Task
Scan the lines below for the string "STEP" and copy every one that has it.

Dataset records

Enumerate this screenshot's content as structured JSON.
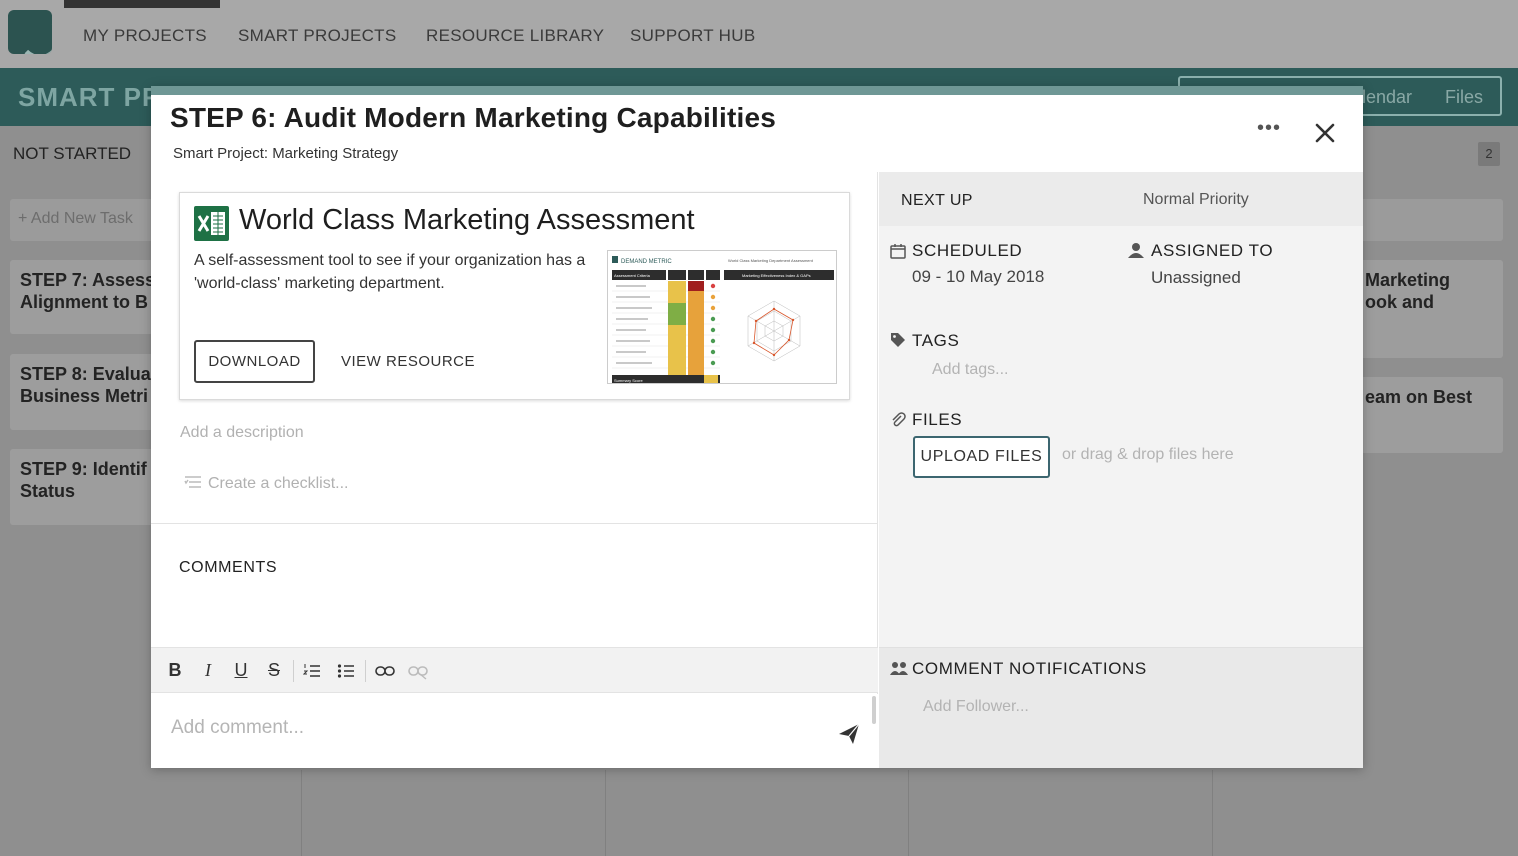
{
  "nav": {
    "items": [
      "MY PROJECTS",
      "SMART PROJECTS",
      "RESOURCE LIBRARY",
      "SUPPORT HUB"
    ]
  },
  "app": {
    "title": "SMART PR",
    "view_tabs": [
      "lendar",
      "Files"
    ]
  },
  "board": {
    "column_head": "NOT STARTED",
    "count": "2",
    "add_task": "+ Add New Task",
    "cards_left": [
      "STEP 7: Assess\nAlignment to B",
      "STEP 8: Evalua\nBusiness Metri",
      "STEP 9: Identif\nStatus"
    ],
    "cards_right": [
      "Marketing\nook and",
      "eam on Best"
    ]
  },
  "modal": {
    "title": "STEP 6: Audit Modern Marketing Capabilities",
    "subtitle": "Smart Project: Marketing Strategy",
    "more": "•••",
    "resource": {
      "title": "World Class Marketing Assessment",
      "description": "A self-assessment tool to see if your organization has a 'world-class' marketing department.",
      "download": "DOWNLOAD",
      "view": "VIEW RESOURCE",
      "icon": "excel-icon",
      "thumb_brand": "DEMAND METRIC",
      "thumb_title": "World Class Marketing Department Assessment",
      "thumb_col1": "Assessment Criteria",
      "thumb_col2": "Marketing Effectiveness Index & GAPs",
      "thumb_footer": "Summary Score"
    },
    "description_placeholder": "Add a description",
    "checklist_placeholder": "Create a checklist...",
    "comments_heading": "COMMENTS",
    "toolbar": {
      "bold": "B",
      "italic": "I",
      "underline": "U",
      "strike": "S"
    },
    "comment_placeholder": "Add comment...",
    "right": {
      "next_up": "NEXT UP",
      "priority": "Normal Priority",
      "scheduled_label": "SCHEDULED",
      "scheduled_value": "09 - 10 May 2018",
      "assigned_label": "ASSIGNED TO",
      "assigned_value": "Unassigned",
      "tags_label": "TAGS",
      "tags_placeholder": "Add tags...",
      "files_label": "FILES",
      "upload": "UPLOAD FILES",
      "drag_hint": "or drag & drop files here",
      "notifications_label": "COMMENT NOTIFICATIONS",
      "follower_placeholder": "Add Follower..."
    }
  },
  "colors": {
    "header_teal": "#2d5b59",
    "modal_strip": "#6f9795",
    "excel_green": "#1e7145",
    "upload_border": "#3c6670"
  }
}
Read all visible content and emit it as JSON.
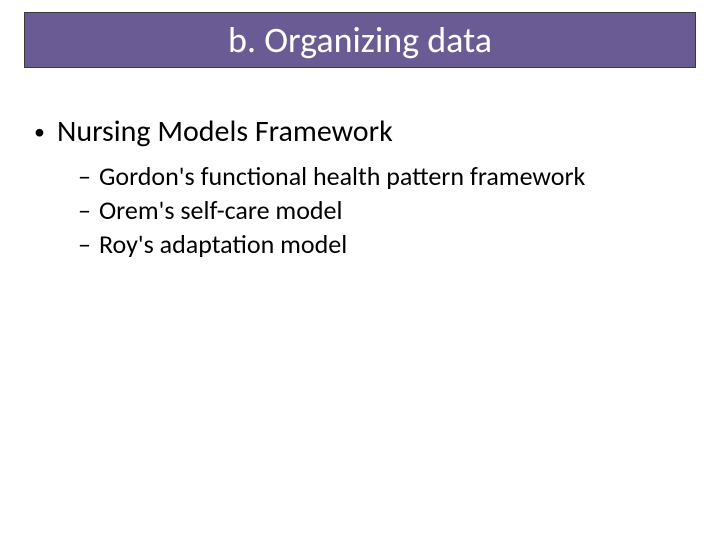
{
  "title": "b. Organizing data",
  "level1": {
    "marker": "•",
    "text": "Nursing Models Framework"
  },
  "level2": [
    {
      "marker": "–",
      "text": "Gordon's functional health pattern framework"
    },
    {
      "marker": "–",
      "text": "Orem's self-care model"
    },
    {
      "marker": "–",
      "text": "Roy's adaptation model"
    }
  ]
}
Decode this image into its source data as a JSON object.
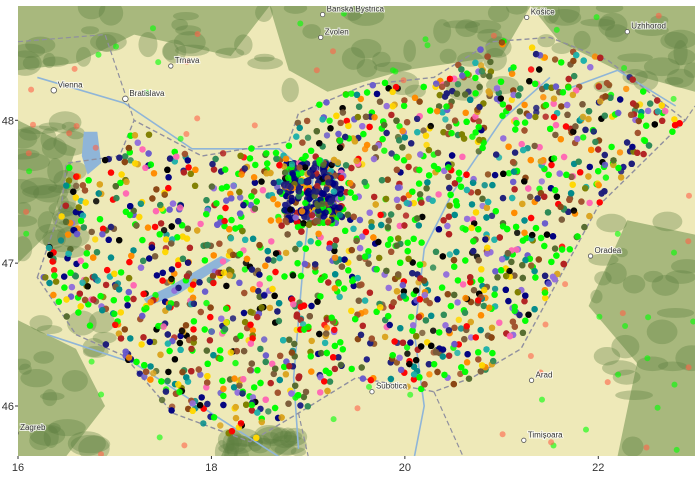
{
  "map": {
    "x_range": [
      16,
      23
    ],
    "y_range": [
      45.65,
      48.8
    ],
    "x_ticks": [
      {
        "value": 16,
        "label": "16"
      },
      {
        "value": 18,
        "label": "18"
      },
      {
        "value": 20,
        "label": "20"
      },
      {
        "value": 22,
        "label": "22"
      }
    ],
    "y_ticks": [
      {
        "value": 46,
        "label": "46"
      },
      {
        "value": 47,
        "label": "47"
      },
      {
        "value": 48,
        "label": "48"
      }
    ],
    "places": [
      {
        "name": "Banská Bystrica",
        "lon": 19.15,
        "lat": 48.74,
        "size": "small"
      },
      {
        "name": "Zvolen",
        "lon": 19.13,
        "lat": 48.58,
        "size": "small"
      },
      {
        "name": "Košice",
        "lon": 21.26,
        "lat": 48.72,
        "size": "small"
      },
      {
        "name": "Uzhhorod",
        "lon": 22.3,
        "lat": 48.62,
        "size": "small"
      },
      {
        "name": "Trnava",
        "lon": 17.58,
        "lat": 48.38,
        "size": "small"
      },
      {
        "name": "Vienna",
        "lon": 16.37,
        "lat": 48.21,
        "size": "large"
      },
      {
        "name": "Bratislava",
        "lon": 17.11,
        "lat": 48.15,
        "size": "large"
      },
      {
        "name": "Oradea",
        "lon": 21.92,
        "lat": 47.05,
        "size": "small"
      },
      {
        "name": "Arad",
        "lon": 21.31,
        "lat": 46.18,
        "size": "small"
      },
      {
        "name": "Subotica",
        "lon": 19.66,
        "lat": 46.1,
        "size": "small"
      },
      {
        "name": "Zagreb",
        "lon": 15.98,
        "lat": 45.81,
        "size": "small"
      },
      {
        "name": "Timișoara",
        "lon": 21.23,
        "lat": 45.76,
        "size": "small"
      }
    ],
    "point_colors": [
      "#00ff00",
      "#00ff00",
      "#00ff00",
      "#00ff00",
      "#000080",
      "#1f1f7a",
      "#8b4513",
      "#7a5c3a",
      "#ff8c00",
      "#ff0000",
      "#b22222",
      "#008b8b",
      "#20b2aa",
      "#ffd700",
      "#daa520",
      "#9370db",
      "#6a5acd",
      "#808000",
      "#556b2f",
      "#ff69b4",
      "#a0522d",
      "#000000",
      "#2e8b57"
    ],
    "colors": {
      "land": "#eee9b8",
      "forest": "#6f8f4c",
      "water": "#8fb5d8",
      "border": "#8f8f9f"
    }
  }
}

Written solution
      "STEP 7: Assess\nAlignment to B",
      "STEP 8: Evalua\nBusiness Metri",
      "STEP 9: Identif\nStatus"
    "title": "STEP 6: Audit Modern Marketing Capabilities",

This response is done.